GIVEN PROBLEM | Write out every line of the listing below character for character, omitting the pictures.

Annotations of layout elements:

━━━━━━━━━━━━━━━━

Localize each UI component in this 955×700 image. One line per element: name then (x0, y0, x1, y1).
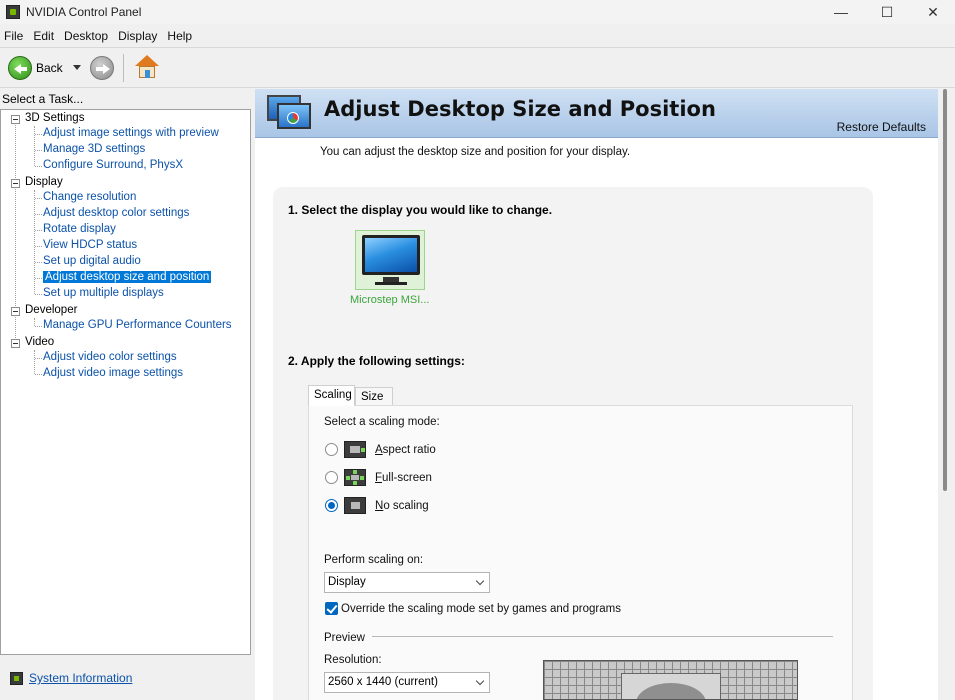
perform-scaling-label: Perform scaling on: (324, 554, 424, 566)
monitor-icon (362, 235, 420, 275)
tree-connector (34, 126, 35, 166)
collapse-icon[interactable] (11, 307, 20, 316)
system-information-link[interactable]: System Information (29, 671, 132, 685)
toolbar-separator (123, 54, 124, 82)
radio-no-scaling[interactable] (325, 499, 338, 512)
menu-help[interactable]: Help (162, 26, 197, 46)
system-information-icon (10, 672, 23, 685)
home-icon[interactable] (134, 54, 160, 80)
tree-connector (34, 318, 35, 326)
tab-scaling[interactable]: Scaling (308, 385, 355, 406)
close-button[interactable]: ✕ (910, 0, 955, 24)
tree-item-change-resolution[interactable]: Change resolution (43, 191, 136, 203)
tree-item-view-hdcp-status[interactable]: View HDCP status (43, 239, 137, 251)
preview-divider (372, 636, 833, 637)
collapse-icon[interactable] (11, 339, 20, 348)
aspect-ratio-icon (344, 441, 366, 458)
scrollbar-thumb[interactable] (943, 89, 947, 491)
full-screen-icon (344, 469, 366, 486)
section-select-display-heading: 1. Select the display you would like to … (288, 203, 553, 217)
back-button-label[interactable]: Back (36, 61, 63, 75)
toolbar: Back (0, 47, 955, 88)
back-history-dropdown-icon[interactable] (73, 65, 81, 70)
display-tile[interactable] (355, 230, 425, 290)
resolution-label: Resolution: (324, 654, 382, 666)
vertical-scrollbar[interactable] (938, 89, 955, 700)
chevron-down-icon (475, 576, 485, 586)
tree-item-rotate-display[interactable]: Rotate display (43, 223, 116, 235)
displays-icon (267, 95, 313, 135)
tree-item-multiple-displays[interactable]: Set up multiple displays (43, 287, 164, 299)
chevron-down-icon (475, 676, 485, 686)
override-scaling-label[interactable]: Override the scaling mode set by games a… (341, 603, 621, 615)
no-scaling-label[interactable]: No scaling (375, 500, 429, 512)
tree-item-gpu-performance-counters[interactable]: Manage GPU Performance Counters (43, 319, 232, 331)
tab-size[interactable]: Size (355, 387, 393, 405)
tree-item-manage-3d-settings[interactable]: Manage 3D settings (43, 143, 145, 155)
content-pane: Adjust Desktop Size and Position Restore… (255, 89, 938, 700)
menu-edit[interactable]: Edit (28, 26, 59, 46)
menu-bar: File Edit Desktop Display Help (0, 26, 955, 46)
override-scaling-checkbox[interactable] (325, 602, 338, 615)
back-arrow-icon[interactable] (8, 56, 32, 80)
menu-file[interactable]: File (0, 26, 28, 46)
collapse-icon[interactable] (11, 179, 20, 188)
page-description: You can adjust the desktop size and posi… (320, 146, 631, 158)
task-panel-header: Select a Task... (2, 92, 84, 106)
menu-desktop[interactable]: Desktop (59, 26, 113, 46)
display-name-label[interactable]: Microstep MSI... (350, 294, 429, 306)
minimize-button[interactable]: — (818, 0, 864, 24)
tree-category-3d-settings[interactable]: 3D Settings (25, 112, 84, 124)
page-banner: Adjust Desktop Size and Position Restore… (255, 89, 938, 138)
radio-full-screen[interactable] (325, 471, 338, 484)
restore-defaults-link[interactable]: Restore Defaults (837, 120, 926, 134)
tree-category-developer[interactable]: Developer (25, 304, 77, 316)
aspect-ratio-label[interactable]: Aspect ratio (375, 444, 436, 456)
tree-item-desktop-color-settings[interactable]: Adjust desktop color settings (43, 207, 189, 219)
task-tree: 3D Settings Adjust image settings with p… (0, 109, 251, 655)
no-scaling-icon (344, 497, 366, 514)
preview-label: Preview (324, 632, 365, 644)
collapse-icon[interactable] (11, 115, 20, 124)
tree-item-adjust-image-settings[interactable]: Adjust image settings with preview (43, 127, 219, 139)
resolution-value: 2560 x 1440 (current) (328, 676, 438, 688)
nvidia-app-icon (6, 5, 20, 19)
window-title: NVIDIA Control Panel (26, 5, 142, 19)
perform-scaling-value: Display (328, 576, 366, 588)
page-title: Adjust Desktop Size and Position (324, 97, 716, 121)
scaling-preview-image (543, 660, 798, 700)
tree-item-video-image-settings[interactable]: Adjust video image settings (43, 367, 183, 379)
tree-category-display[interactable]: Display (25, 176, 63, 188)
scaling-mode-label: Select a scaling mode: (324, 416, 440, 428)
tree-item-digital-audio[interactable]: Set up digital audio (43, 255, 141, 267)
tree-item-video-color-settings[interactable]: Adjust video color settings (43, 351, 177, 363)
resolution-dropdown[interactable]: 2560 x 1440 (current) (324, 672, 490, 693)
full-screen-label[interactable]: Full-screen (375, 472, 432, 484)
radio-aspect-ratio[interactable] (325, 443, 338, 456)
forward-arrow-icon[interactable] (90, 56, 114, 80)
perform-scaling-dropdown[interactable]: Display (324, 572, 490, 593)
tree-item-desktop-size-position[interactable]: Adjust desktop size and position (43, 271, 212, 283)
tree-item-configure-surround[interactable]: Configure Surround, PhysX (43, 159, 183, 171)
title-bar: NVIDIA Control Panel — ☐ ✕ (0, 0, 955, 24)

━━━━━━━━━━━━━━━━

WORKED ANSWER |
Localize each UI component in this 955×700 image. One line per element: name then (x0, y0, x1, y1).
perform-scaling-label: Perform scaling on: (324, 554, 424, 566)
monitor-icon (362, 235, 420, 275)
tree-connector (34, 126, 35, 166)
collapse-icon[interactable] (11, 307, 20, 316)
system-information-link[interactable]: System Information (29, 671, 132, 685)
toolbar-separator (123, 54, 124, 82)
radio-no-scaling[interactable] (325, 499, 338, 512)
menu-help[interactable]: Help (162, 26, 197, 46)
system-information-icon (10, 672, 23, 685)
home-icon[interactable] (134, 54, 160, 80)
tree-connector (34, 318, 35, 326)
tab-scaling[interactable]: Scaling (308, 385, 355, 406)
close-button[interactable]: ✕ (910, 0, 955, 24)
tree-item-change-resolution[interactable]: Change resolution (43, 191, 136, 203)
tree-item-view-hdcp-status[interactable]: View HDCP status (43, 239, 137, 251)
preview-divider (372, 636, 833, 637)
collapse-icon[interactable] (11, 339, 20, 348)
aspect-ratio-icon (344, 441, 366, 458)
scrollbar-thumb[interactable] (943, 89, 947, 491)
full-screen-icon (344, 469, 366, 486)
section-select-display-heading: 1. Select the display you would like to … (288, 203, 553, 217)
back-button-label[interactable]: Back (36, 61, 63, 75)
toolbar: Back (0, 47, 955, 88)
back-history-dropdown-icon[interactable] (73, 65, 81, 70)
display-tile[interactable] (355, 230, 425, 290)
resolution-label: Resolution: (324, 654, 382, 666)
vertical-scrollbar[interactable] (938, 89, 955, 700)
chevron-down-icon (475, 576, 485, 586)
tree-item-rotate-display[interactable]: Rotate display (43, 223, 116, 235)
displays-icon (267, 95, 313, 135)
tree-item-multiple-displays[interactable]: Set up multiple displays (43, 287, 164, 299)
chevron-down-icon (475, 676, 485, 686)
override-scaling-label[interactable]: Override the scaling mode set by games a… (341, 603, 621, 615)
no-scaling-label[interactable]: No scaling (375, 500, 429, 512)
tree-item-gpu-performance-counters[interactable]: Manage GPU Performance Counters (43, 319, 232, 331)
tab-size[interactable]: Size (355, 387, 393, 405)
tree-item-manage-3d-settings[interactable]: Manage 3D settings (43, 143, 145, 155)
content-pane: Adjust Desktop Size and Position Restore… (255, 89, 938, 700)
menu-edit[interactable]: Edit (28, 26, 59, 46)
menu-bar: File Edit Desktop Display Help (0, 26, 955, 46)
override-scaling-checkbox[interactable] (325, 602, 338, 615)
back-arrow-icon[interactable] (8, 56, 32, 80)
menu-file[interactable]: File (0, 26, 28, 46)
collapse-icon[interactable] (11, 179, 20, 188)
page-description: You can adjust the desktop size and posi… (320, 146, 631, 158)
task-panel-header: Select a Task... (2, 92, 84, 106)
menu-desktop[interactable]: Desktop (59, 26, 113, 46)
display-name-label[interactable]: Microstep MSI... (350, 294, 429, 306)
minimize-button[interactable]: — (818, 0, 864, 24)
tree-category-3d-settings[interactable]: 3D Settings (25, 112, 84, 124)
page-banner: Adjust Desktop Size and Position Restore… (255, 89, 938, 138)
radio-full-screen[interactable] (325, 471, 338, 484)
restore-defaults-link[interactable]: Restore Defaults (837, 120, 926, 134)
tree-category-developer[interactable]: Developer (25, 304, 77, 316)
aspect-ratio-label[interactable]: Aspect ratio (375, 444, 436, 456)
tree-item-desktop-color-settings[interactable]: Adjust desktop color settings (43, 207, 189, 219)
task-tree: 3D Settings Adjust image settings with p… (0, 109, 251, 655)
no-scaling-icon (344, 497, 366, 514)
preview-label: Preview (324, 632, 365, 644)
collapse-icon[interactable] (11, 115, 20, 124)
tree-item-adjust-image-settings[interactable]: Adjust image settings with preview (43, 127, 219, 139)
resolution-value: 2560 x 1440 (current) (328, 676, 438, 688)
nvidia-app-icon (6, 5, 20, 19)
window-title: NVIDIA Control Panel (26, 5, 142, 19)
perform-scaling-value: Display (328, 576, 366, 588)
page-title: Adjust Desktop Size and Position (324, 97, 716, 121)
scaling-preview-image (543, 660, 798, 700)
tree-item-video-image-settings[interactable]: Adjust video image settings (43, 367, 183, 379)
tree-category-display[interactable]: Display (25, 176, 63, 188)
scaling-mode-label: Select a scaling mode: (324, 416, 440, 428)
tree-item-digital-audio[interactable]: Set up digital audio (43, 255, 141, 267)
tree-item-video-color-settings[interactable]: Adjust video color settings (43, 351, 177, 363)
resolution-dropdown[interactable]: 2560 x 1440 (current) (324, 672, 490, 693)
full-screen-label[interactable]: Full-screen (375, 472, 432, 484)
radio-aspect-ratio[interactable] (325, 443, 338, 456)
forward-arrow-icon[interactable] (90, 56, 114, 80)
perform-scaling-dropdown[interactable]: Display (324, 572, 490, 593)
tree-item-desktop-size-position[interactable]: Adjust desktop size and position (43, 271, 212, 283)
tree-item-configure-surround[interactable]: Configure Surround, PhysX (43, 159, 183, 171)
title-bar: NVIDIA Control Panel — ☐ ✕ (0, 0, 955, 24)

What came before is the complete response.